§ **BRIEF**: Collect each line containing "awareness".

Stored data
-- START --
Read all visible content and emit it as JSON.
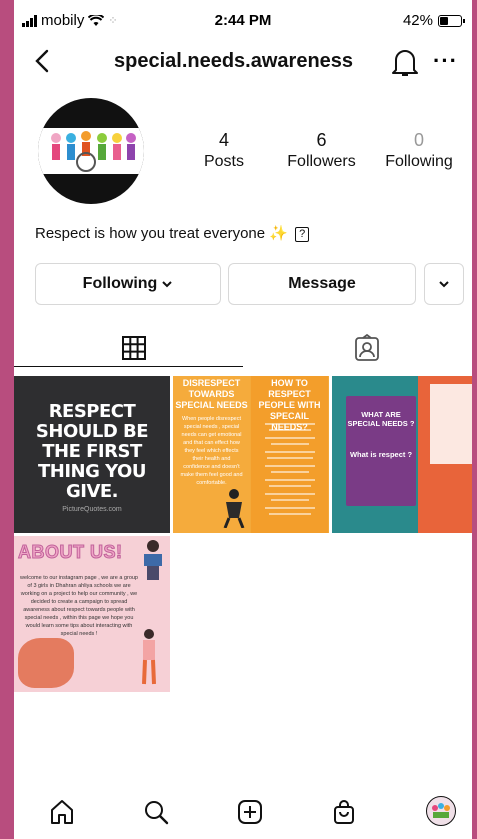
{
  "status_bar": {
    "carrier": "mobily",
    "time": "2:44 PM",
    "battery": "42%",
    "battery_level": 0.42
  },
  "header": {
    "username": "special.needs.awareness",
    "more": "···"
  },
  "profile": {
    "stats": [
      {
        "value": "4",
        "label": "Posts"
      },
      {
        "value": "6",
        "label": "Followers"
      },
      {
        "value": "0",
        "label": "Following"
      }
    ],
    "bio": "Respect is how you treat everyone",
    "bio_emoji": "✨"
  },
  "actions": {
    "following_label": "Following",
    "message_label": "Message"
  },
  "posts": {
    "post1": {
      "text": "RESPECT SHOULD BE THE FIRST THING YOU GIVE.",
      "credit": "PictureQuotes.com"
    },
    "post2": {
      "col1_title": "DISRESPECT TOWARDS SPECIAL NEEDS",
      "col1_text": "When people disrespect special needs , special needs can get emotional and that can effect how they feel which effects their health and confidence and doesn't make them feel good and comfortable.",
      "col2_title": "HOW TO RESPECT PEOPLE WITH SPECAIL NEEDS?"
    },
    "post3": {
      "title": "WHAT ARE SPECIAL NEEDS ?",
      "subtitle": "What is respect ?"
    },
    "post4": {
      "title": "ABOUT US!",
      "text": "welcome to our instagram page , we are a group of 3 girls in Dhahran ahliya schools we are working on a project to help our community , we decided to create a campaign to spread awareness about respect towards people with special needs , within this page we hope you would learn some tips about interacting with special needs !"
    }
  },
  "icons": {
    "back": "chevron-left-icon",
    "bell": "bell-icon",
    "grid": "grid-icon",
    "tagged": "tagged-icon",
    "home": "home-icon",
    "search": "search-icon",
    "new_post": "plus-square-icon",
    "shop": "shop-bag-icon"
  }
}
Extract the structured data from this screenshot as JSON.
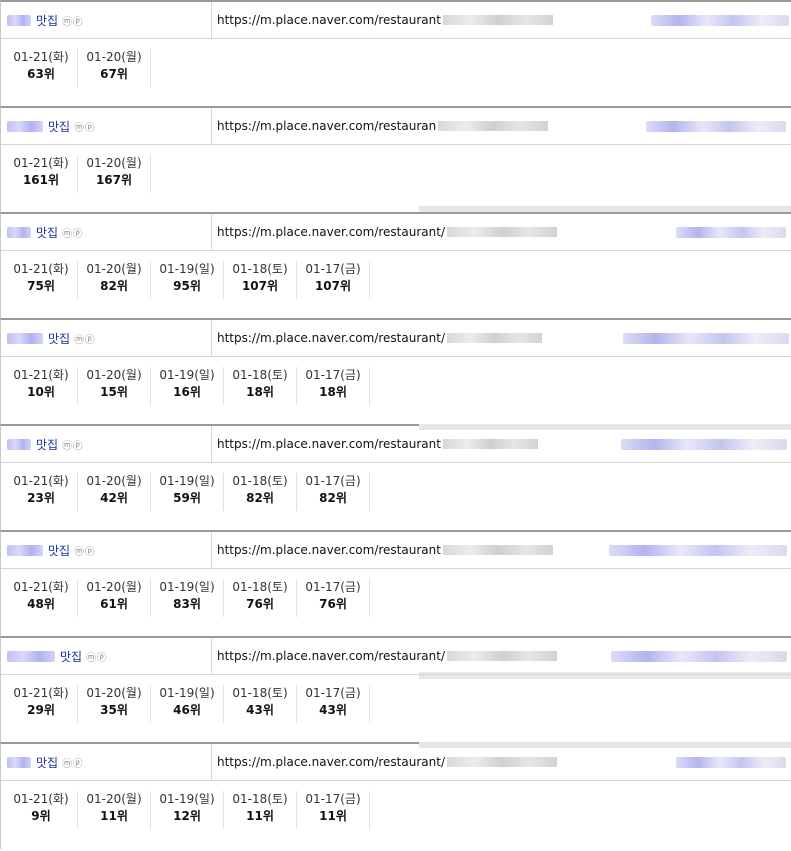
{
  "entries": [
    {
      "keyword": "맛집",
      "suffix": "ⓜⓟ",
      "url": "https://m.place.naver.com/restaurant",
      "ranks": [
        {
          "date": "01-21(화)",
          "rank": "63위"
        },
        {
          "date": "01-20(월)",
          "rank": "67위"
        }
      ]
    },
    {
      "keyword": "맛집",
      "suffix": "ⓜⓟ",
      "url": "https://m.place.naver.com/restauran",
      "ranks": [
        {
          "date": "01-21(화)",
          "rank": "161위"
        },
        {
          "date": "01-20(월)",
          "rank": "167위"
        }
      ]
    },
    {
      "keyword": "맛집",
      "suffix": "ⓜⓟ",
      "url": "https://m.place.naver.com/restaurant/",
      "ranks": [
        {
          "date": "01-21(화)",
          "rank": "75위"
        },
        {
          "date": "01-20(월)",
          "rank": "82위"
        },
        {
          "date": "01-19(일)",
          "rank": "95위"
        },
        {
          "date": "01-18(토)",
          "rank": "107위"
        },
        {
          "date": "01-17(금)",
          "rank": "107위"
        }
      ]
    },
    {
      "keyword": "맛집",
      "suffix": "ⓜⓟ",
      "url": "https://m.place.naver.com/restaurant/",
      "ranks": [
        {
          "date": "01-21(화)",
          "rank": "10위"
        },
        {
          "date": "01-20(월)",
          "rank": "15위"
        },
        {
          "date": "01-19(일)",
          "rank": "16위"
        },
        {
          "date": "01-18(토)",
          "rank": "18위"
        },
        {
          "date": "01-17(금)",
          "rank": "18위"
        }
      ]
    },
    {
      "keyword": "맛집",
      "suffix": "ⓜⓟ",
      "url": "https://m.place.naver.com/restaurant",
      "ranks": [
        {
          "date": "01-21(화)",
          "rank": "23위"
        },
        {
          "date": "01-20(월)",
          "rank": "42위"
        },
        {
          "date": "01-19(일)",
          "rank": "59위"
        },
        {
          "date": "01-18(토)",
          "rank": "82위"
        },
        {
          "date": "01-17(금)",
          "rank": "82위"
        }
      ]
    },
    {
      "keyword": "맛집",
      "suffix": "ⓜⓟ",
      "url": "https://m.place.naver.com/restaurant",
      "ranks": [
        {
          "date": "01-21(화)",
          "rank": "48위"
        },
        {
          "date": "01-20(월)",
          "rank": "61위"
        },
        {
          "date": "01-19(일)",
          "rank": "83위"
        },
        {
          "date": "01-18(토)",
          "rank": "76위"
        },
        {
          "date": "01-17(금)",
          "rank": "76위"
        }
      ]
    },
    {
      "keyword": "맛집",
      "suffix": "ⓜⓟ",
      "url": "https://m.place.naver.com/restaurant/",
      "ranks": [
        {
          "date": "01-21(화)",
          "rank": "29위"
        },
        {
          "date": "01-20(월)",
          "rank": "35위"
        },
        {
          "date": "01-19(일)",
          "rank": "46위"
        },
        {
          "date": "01-18(토)",
          "rank": "43위"
        },
        {
          "date": "01-17(금)",
          "rank": "43위"
        }
      ]
    },
    {
      "keyword": "맛집",
      "suffix": "ⓜⓟ",
      "url": "https://m.place.naver.com/restaurant/",
      "ranks": [
        {
          "date": "01-21(화)",
          "rank": "9위"
        },
        {
          "date": "01-20(월)",
          "rank": "11위"
        },
        {
          "date": "01-19(일)",
          "rank": "12위"
        },
        {
          "date": "01-18(토)",
          "rank": "11위"
        },
        {
          "date": "01-17(금)",
          "rank": "11위"
        }
      ]
    }
  ]
}
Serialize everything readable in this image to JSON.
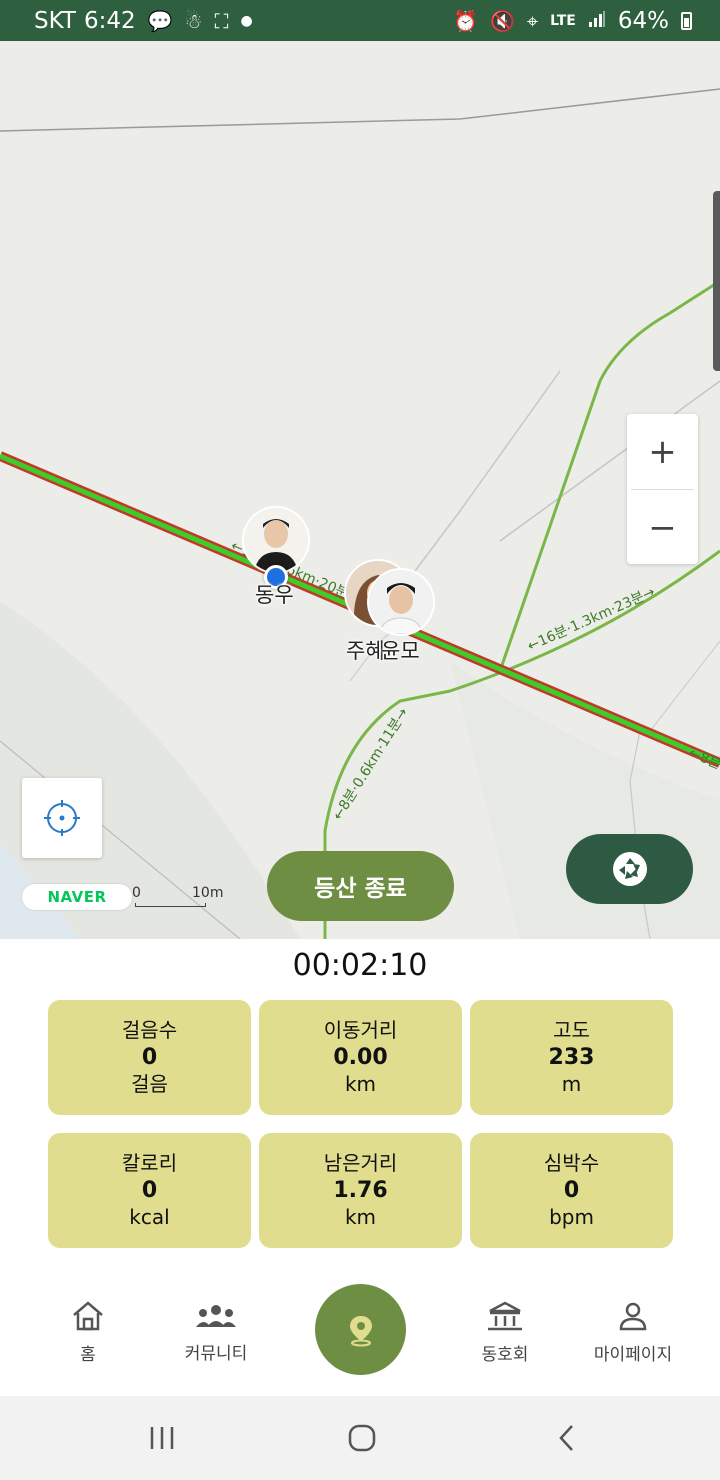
{
  "status_bar": {
    "carrier": "SKT",
    "time": "6:42",
    "network": "LTE",
    "battery": "64%",
    "icons": [
      "talk-icon",
      "notification-icon",
      "screenshot-icon",
      "dot-icon",
      "alarm-icon",
      "mute-icon",
      "location-icon",
      "signal-icon",
      "battery-icon"
    ]
  },
  "map": {
    "provider": "NAVER",
    "scale_start": "0",
    "scale_end": "10m",
    "zoom_in": "+",
    "zoom_out": "−",
    "trail_labels": [
      "←14분·0.6km·20분→",
      "←16분·1.3km·23분→",
      "←8분·0.6km·11분→",
      "←8분"
    ],
    "people": [
      {
        "name": "동우"
      },
      {
        "name": "주혜"
      },
      {
        "name": "윤모"
      }
    ],
    "end_button": "등산 종료"
  },
  "stats": {
    "timer": "00:02:10",
    "cards": [
      {
        "label": "걸음수",
        "value": "0",
        "unit": "걸음"
      },
      {
        "label": "이동거리",
        "value": "0.00",
        "unit": "km"
      },
      {
        "label": "고도",
        "value": "233",
        "unit": "m"
      },
      {
        "label": "칼로리",
        "value": "0",
        "unit": "kcal"
      },
      {
        "label": "남은거리",
        "value": "1.76",
        "unit": "km"
      },
      {
        "label": "심박수",
        "value": "0",
        "unit": "bpm"
      }
    ]
  },
  "bottom_nav": {
    "items": [
      {
        "label": "홈",
        "icon": "home-icon"
      },
      {
        "label": "커뮤니티",
        "icon": "community-icon"
      },
      {
        "label": "",
        "icon": "map-pin-icon"
      },
      {
        "label": "동호회",
        "icon": "club-icon"
      },
      {
        "label": "마이페이지",
        "icon": "person-icon"
      }
    ]
  },
  "colors": {
    "status_bar": "#2e5f3f",
    "accent": "#6e8f43",
    "camera_button": "#2e5a43",
    "card": "#e0dd8f",
    "trail_green": "#7ab648",
    "route_red": "#c0392b"
  }
}
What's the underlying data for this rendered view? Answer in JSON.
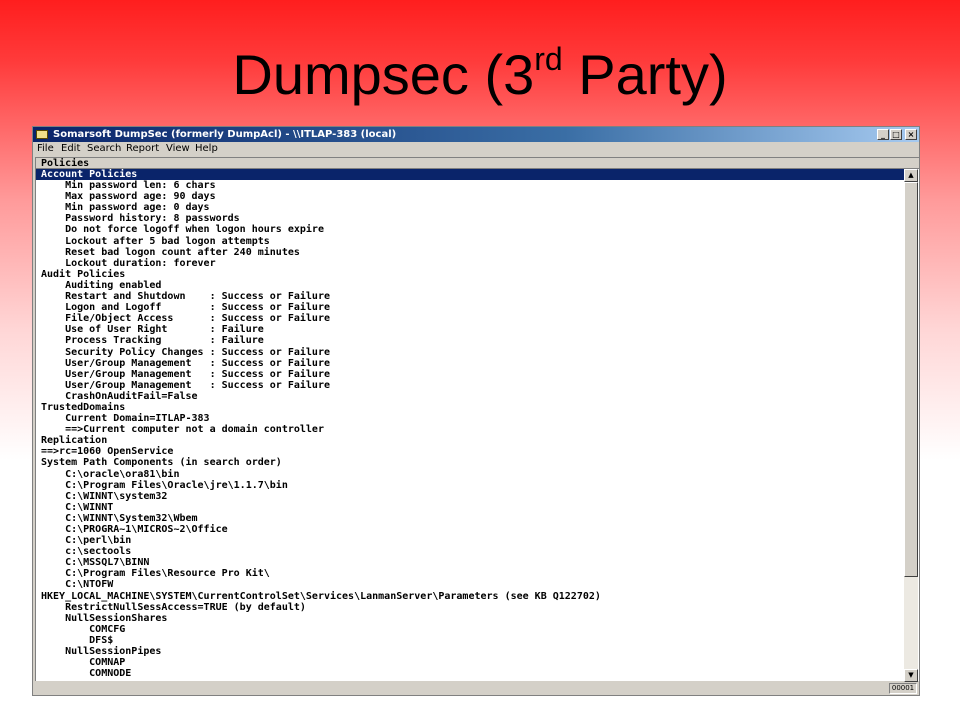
{
  "slide": {
    "title_main": "Dumpsec (3",
    "title_sup": "rd",
    "title_end": " Party)"
  },
  "window": {
    "title": "Somarsoft DumpSec (formerly DumpAcl) - \\\\ITLAP-383 (local)",
    "controls": [
      "_",
      "□",
      "×"
    ]
  },
  "menu": [
    "File",
    "Edit",
    "Search",
    "Report",
    "View",
    "Help"
  ],
  "column_header": "Policies",
  "lines": [
    "Account Policies",
    "    Min password len: 6 chars",
    "    Max password age: 90 days",
    "    Min password age: 0 days",
    "    Password history: 8 passwords",
    "    Do not force logoff when logon hours expire",
    "    Lockout after 5 bad logon attempts",
    "    Reset bad logon count after 240 minutes",
    "    Lockout duration: forever",
    "Audit Policies",
    "    Auditing enabled",
    "    Restart and Shutdown    : Success or Failure",
    "    Logon and Logoff        : Success or Failure",
    "    File/Object Access      : Success or Failure",
    "    Use of User Right       : Failure",
    "    Process Tracking        : Failure",
    "    Security Policy Changes : Success or Failure",
    "    User/Group Management   : Success or Failure",
    "    User/Group Management   : Success or Failure",
    "    User/Group Management   : Success or Failure",
    "    CrashOnAuditFail=False",
    "TrustedDomains",
    "    Current Domain=ITLAP-383",
    "    ==>Current computer not a domain controller",
    "Replication",
    "==>rc=1060 OpenService",
    "System Path Components (in search order)",
    "    C:\\oracle\\ora81\\bin",
    "    C:\\Program Files\\Oracle\\jre\\1.1.7\\bin",
    "    C:\\WINNT\\system32",
    "    C:\\WINNT",
    "    C:\\WINNT\\System32\\Wbem",
    "    C:\\PROGRA~1\\MICROS~2\\Office",
    "    C:\\perl\\bin",
    "    c:\\sectools",
    "    C:\\MSSQL7\\BINN",
    "    C:\\Program Files\\Resource Pro Kit\\",
    "    C:\\NTOFW",
    "HKEY_LOCAL_MACHINE\\SYSTEM\\CurrentControlSet\\Services\\LanmanServer\\Parameters (see KB Q122702)",
    "    RestrictNullSessAccess=TRUE (by default)",
    "    NullSessionShares",
    "        COMCFG",
    "        DFS$",
    "    NullSessionPipes",
    "        COMNAP",
    "        COMNODE"
  ],
  "selected_line": 0,
  "status": {
    "record": "00001"
  }
}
-- END --
§ **ANSWER TO THE PROBLEM**:
    "username": "special.needs.awareness",
      "text": "welcome to our instagram page , we are a group of 3 girls in Dhahran ahliya schools we are working on a project to help our community , we decided to create a campaign to spread awareness about respect towards people with special needs , within this page we hope you would learn some tips about interacting with special needs !"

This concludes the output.